(Element and region data)
** BEGIN **
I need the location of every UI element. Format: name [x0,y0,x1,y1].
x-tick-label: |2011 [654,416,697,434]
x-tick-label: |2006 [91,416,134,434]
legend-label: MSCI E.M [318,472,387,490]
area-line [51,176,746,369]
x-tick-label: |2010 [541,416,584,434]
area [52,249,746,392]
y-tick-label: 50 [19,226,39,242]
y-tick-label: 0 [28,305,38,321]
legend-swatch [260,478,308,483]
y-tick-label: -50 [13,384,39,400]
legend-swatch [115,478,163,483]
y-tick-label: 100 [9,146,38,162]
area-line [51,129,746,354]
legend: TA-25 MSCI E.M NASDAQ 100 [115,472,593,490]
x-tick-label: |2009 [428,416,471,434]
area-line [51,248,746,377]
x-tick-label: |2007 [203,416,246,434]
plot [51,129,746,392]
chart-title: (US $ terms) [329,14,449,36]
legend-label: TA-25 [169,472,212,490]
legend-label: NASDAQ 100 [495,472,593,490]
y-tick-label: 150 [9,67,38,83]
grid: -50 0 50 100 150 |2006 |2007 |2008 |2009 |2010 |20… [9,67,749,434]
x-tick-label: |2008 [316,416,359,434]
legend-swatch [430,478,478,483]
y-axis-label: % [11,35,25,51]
** END **
Given instruction: Reproduce the rows verbatim, from the first row up to and including the row containing "area [52,249,746,392]".

Task solution:
I need the location of every UI element. Format: name [x0,y0,x1,y1].
x-tick-label: |2011 [654,416,697,434]
x-tick-label: |2006 [91,416,134,434]
legend-label: MSCI E.M [318,472,387,490]
area-line [51,176,746,369]
x-tick-label: |2010 [541,416,584,434]
area [52,249,746,392]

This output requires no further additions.